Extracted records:
☆ ☆ ☆
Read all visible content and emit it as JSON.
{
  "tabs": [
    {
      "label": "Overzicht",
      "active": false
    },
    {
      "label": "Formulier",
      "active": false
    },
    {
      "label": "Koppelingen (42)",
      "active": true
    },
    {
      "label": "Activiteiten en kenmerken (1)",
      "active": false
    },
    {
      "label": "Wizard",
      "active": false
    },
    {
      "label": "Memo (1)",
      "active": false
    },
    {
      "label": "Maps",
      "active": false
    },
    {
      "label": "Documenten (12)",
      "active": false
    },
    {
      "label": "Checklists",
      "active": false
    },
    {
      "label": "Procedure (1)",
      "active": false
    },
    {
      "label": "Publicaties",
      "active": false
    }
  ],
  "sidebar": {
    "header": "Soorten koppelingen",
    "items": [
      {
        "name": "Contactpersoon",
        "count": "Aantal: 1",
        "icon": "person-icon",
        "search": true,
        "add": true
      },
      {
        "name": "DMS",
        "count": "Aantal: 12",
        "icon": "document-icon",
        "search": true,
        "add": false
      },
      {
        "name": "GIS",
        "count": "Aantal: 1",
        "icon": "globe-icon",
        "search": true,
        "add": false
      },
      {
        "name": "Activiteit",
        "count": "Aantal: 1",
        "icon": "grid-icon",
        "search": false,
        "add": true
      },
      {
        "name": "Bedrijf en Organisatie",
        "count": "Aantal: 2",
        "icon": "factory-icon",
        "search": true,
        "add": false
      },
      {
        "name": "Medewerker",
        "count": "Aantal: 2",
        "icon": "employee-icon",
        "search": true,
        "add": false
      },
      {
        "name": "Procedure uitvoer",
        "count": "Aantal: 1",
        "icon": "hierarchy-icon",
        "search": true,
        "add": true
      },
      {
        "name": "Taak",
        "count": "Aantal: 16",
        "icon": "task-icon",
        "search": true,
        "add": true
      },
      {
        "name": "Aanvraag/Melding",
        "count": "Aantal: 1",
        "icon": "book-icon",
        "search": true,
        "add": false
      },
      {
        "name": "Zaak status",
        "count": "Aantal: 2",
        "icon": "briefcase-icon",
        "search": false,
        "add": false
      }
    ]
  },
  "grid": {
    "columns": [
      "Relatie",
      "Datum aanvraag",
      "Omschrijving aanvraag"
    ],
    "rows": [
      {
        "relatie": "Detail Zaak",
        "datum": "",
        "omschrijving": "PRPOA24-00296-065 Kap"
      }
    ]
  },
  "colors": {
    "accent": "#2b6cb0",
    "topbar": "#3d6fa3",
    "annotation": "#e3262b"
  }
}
☆ ☆ ☆
Exercise: Each line in the entries above that includes the string "label" should be extracted.

Answer to the exercise:
      "label": "Overzicht",
      "label": "Formulier",
      "label": "Koppelingen (42)",
      "label": "Activiteiten en kenmerken (1)",
      "label": "Wizard",
      "label": "Memo (1)",
      "label": "Maps",
      "label": "Documenten (12)",
      "label": "Checklists",
      "label": "Procedure (1)",
      "label": "Publicaties",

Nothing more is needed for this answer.